> [Task to complete]
Type out every line below exactly as it reads.

start

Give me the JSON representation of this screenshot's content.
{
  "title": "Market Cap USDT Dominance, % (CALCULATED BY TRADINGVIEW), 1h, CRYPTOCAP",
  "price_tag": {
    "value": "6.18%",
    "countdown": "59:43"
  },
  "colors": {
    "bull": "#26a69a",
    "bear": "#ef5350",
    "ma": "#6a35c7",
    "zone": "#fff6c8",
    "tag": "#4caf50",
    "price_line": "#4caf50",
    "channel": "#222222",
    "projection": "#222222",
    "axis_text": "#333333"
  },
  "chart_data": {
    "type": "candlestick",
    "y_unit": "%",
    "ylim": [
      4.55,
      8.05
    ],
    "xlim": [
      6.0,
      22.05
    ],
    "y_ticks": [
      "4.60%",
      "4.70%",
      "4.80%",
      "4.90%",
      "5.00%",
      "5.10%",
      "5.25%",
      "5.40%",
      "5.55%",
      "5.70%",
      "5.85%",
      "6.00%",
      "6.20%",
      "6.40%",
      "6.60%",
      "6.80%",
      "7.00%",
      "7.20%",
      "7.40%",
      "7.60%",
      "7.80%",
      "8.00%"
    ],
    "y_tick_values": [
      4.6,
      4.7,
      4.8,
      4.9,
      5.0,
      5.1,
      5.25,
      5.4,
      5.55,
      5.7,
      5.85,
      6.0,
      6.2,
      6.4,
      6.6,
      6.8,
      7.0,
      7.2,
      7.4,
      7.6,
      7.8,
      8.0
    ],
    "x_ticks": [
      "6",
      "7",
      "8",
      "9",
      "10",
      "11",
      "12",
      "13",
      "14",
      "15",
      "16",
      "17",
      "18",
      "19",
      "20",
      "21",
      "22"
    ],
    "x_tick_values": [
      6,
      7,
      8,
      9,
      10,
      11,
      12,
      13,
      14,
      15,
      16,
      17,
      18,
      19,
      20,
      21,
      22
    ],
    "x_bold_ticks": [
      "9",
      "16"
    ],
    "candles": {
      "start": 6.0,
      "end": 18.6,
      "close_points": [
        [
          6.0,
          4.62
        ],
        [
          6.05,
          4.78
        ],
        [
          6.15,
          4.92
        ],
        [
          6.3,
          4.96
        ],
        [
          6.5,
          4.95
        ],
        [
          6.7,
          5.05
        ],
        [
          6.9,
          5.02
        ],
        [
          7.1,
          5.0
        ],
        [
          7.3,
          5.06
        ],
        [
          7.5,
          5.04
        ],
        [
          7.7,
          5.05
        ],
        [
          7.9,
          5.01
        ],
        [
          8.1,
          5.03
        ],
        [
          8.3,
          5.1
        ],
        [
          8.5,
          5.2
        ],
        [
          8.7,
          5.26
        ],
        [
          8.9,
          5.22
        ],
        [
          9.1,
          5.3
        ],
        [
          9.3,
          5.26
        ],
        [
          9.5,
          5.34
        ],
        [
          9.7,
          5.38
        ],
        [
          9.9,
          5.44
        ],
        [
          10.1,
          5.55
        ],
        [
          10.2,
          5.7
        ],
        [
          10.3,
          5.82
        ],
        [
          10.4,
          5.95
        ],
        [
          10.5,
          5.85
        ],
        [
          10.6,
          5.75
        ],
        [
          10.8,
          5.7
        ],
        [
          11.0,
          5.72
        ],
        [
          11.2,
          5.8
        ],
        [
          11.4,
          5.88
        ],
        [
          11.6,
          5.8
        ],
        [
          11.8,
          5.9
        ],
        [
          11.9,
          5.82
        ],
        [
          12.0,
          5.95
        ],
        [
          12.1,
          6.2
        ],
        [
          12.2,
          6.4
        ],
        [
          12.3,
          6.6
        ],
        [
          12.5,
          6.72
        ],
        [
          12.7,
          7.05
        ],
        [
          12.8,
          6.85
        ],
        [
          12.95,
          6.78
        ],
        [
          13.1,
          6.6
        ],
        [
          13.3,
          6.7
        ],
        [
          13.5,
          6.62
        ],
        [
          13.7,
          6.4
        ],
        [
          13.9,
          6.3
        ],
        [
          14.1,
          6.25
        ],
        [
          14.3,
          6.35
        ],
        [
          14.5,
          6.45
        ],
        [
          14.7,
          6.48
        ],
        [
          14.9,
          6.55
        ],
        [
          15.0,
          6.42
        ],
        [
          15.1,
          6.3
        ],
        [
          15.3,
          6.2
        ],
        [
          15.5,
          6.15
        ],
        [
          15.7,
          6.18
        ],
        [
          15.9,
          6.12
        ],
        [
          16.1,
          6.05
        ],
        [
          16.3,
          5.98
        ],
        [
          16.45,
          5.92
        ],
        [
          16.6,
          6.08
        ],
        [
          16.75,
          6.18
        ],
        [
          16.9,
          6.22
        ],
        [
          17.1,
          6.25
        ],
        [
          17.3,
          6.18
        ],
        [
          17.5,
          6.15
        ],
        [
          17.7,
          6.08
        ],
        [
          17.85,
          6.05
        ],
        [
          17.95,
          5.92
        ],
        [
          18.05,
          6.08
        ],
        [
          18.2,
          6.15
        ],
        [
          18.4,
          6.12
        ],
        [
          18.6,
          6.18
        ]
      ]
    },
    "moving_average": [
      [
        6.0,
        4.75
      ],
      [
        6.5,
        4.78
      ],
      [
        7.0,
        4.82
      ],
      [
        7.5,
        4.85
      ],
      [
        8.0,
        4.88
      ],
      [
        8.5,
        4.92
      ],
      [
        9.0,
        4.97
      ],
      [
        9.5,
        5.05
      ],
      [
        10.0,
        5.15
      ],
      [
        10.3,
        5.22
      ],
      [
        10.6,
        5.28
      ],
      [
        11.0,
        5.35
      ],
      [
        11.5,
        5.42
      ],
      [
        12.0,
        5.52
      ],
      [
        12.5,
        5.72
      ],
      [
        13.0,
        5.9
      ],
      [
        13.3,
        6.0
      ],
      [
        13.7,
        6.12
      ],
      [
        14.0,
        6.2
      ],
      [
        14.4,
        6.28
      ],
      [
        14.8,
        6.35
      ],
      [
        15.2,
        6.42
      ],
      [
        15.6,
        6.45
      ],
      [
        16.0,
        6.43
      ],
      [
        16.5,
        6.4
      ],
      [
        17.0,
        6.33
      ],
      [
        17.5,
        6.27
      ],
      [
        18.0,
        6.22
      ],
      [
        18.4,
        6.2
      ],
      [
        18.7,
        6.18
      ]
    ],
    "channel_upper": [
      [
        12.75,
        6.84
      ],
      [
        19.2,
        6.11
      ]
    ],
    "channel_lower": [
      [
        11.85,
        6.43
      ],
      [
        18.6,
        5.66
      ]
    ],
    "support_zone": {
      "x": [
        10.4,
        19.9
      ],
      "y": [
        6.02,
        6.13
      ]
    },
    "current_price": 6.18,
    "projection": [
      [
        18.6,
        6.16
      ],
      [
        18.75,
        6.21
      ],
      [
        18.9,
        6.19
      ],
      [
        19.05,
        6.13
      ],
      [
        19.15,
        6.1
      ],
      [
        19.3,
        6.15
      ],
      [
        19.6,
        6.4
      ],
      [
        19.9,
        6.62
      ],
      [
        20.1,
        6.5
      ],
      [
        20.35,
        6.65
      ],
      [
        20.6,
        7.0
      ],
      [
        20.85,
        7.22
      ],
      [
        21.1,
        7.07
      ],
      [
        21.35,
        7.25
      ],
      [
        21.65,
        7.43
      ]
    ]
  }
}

end

> [Solution to the exercise]
Give me the JSON representation of this screenshot's content.
{
  "title": "Market Cap USDT Dominance, % (CALCULATED BY TRADINGVIEW), 1h, CRYPTOCAP",
  "price_tag": {
    "value": "6.18%",
    "countdown": "59:43"
  },
  "colors": {
    "bull": "#26a69a",
    "bear": "#ef5350",
    "ma": "#6a35c7",
    "zone": "#fff6c8",
    "tag": "#4caf50",
    "price_line": "#4caf50",
    "channel": "#222222",
    "projection": "#222222",
    "axis_text": "#333333"
  },
  "chart_data": {
    "type": "candlestick",
    "y_unit": "%",
    "ylim": [
      4.55,
      8.05
    ],
    "xlim": [
      6.0,
      22.05
    ],
    "y_ticks": [
      "4.60%",
      "4.70%",
      "4.80%",
      "4.90%",
      "5.00%",
      "5.10%",
      "5.25%",
      "5.40%",
      "5.55%",
      "5.70%",
      "5.85%",
      "6.00%",
      "6.20%",
      "6.40%",
      "6.60%",
      "6.80%",
      "7.00%",
      "7.20%",
      "7.40%",
      "7.60%",
      "7.80%",
      "8.00%"
    ],
    "y_tick_values": [
      4.6,
      4.7,
      4.8,
      4.9,
      5.0,
      5.1,
      5.25,
      5.4,
      5.55,
      5.7,
      5.85,
      6.0,
      6.2,
      6.4,
      6.6,
      6.8,
      7.0,
      7.2,
      7.4,
      7.6,
      7.8,
      8.0
    ],
    "x_ticks": [
      "6",
      "7",
      "8",
      "9",
      "10",
      "11",
      "12",
      "13",
      "14",
      "15",
      "16",
      "17",
      "18",
      "19",
      "20",
      "21",
      "22"
    ],
    "x_tick_values": [
      6,
      7,
      8,
      9,
      10,
      11,
      12,
      13,
      14,
      15,
      16,
      17,
      18,
      19,
      20,
      21,
      22
    ],
    "x_bold_ticks": [
      "9",
      "16"
    ],
    "candles": {
      "start": 6.0,
      "end": 18.6,
      "close_points": [
        [
          6.0,
          4.62
        ],
        [
          6.05,
          4.78
        ],
        [
          6.15,
          4.92
        ],
        [
          6.3,
          4.96
        ],
        [
          6.5,
          4.95
        ],
        [
          6.7,
          5.05
        ],
        [
          6.9,
          5.02
        ],
        [
          7.1,
          5.0
        ],
        [
          7.3,
          5.06
        ],
        [
          7.5,
          5.04
        ],
        [
          7.7,
          5.05
        ],
        [
          7.9,
          5.01
        ],
        [
          8.1,
          5.03
        ],
        [
          8.3,
          5.1
        ],
        [
          8.5,
          5.2
        ],
        [
          8.7,
          5.26
        ],
        [
          8.9,
          5.22
        ],
        [
          9.1,
          5.3
        ],
        [
          9.3,
          5.26
        ],
        [
          9.5,
          5.34
        ],
        [
          9.7,
          5.38
        ],
        [
          9.9,
          5.44
        ],
        [
          10.1,
          5.55
        ],
        [
          10.2,
          5.7
        ],
        [
          10.3,
          5.82
        ],
        [
          10.4,
          5.95
        ],
        [
          10.5,
          5.85
        ],
        [
          10.6,
          5.75
        ],
        [
          10.8,
          5.7
        ],
        [
          11.0,
          5.72
        ],
        [
          11.2,
          5.8
        ],
        [
          11.4,
          5.88
        ],
        [
          11.6,
          5.8
        ],
        [
          11.8,
          5.9
        ],
        [
          11.9,
          5.82
        ],
        [
          12.0,
          5.95
        ],
        [
          12.1,
          6.2
        ],
        [
          12.2,
          6.4
        ],
        [
          12.3,
          6.6
        ],
        [
          12.5,
          6.72
        ],
        [
          12.7,
          7.05
        ],
        [
          12.8,
          6.85
        ],
        [
          12.95,
          6.78
        ],
        [
          13.1,
          6.6
        ],
        [
          13.3,
          6.7
        ],
        [
          13.5,
          6.62
        ],
        [
          13.7,
          6.4
        ],
        [
          13.9,
          6.3
        ],
        [
          14.1,
          6.25
        ],
        [
          14.3,
          6.35
        ],
        [
          14.5,
          6.45
        ],
        [
          14.7,
          6.48
        ],
        [
          14.9,
          6.55
        ],
        [
          15.0,
          6.42
        ],
        [
          15.1,
          6.3
        ],
        [
          15.3,
          6.2
        ],
        [
          15.5,
          6.15
        ],
        [
          15.7,
          6.18
        ],
        [
          15.9,
          6.12
        ],
        [
          16.1,
          6.05
        ],
        [
          16.3,
          5.98
        ],
        [
          16.45,
          5.92
        ],
        [
          16.6,
          6.08
        ],
        [
          16.75,
          6.18
        ],
        [
          16.9,
          6.22
        ],
        [
          17.1,
          6.25
        ],
        [
          17.3,
          6.18
        ],
        [
          17.5,
          6.15
        ],
        [
          17.7,
          6.08
        ],
        [
          17.85,
          6.05
        ],
        [
          17.95,
          5.92
        ],
        [
          18.05,
          6.08
        ],
        [
          18.2,
          6.15
        ],
        [
          18.4,
          6.12
        ],
        [
          18.6,
          6.18
        ]
      ]
    },
    "moving_average": [
      [
        6.0,
        4.75
      ],
      [
        6.5,
        4.78
      ],
      [
        7.0,
        4.82
      ],
      [
        7.5,
        4.85
      ],
      [
        8.0,
        4.88
      ],
      [
        8.5,
        4.92
      ],
      [
        9.0,
        4.97
      ],
      [
        9.5,
        5.05
      ],
      [
        10.0,
        5.15
      ],
      [
        10.3,
        5.22
      ],
      [
        10.6,
        5.28
      ],
      [
        11.0,
        5.35
      ],
      [
        11.5,
        5.42
      ],
      [
        12.0,
        5.52
      ],
      [
        12.5,
        5.72
      ],
      [
        13.0,
        5.9
      ],
      [
        13.3,
        6.0
      ],
      [
        13.7,
        6.12
      ],
      [
        14.0,
        6.2
      ],
      [
        14.4,
        6.28
      ],
      [
        14.8,
        6.35
      ],
      [
        15.2,
        6.42
      ],
      [
        15.6,
        6.45
      ],
      [
        16.0,
        6.43
      ],
      [
        16.5,
        6.4
      ],
      [
        17.0,
        6.33
      ],
      [
        17.5,
        6.27
      ],
      [
        18.0,
        6.22
      ],
      [
        18.4,
        6.2
      ],
      [
        18.7,
        6.18
      ]
    ],
    "channel_upper": [
      [
        12.75,
        6.84
      ],
      [
        19.2,
        6.11
      ]
    ],
    "channel_lower": [
      [
        11.85,
        6.43
      ],
      [
        18.6,
        5.66
      ]
    ],
    "support_zone": {
      "x": [
        10.4,
        19.9
      ],
      "y": [
        6.02,
        6.13
      ]
    },
    "current_price": 6.18,
    "projection": [
      [
        18.6,
        6.16
      ],
      [
        18.75,
        6.21
      ],
      [
        18.9,
        6.19
      ],
      [
        19.05,
        6.13
      ],
      [
        19.15,
        6.1
      ],
      [
        19.3,
        6.15
      ],
      [
        19.6,
        6.4
      ],
      [
        19.9,
        6.62
      ],
      [
        20.1,
        6.5
      ],
      [
        20.35,
        6.65
      ],
      [
        20.6,
        7.0
      ],
      [
        20.85,
        7.22
      ],
      [
        21.1,
        7.07
      ],
      [
        21.35,
        7.25
      ],
      [
        21.65,
        7.43
      ]
    ]
  }
}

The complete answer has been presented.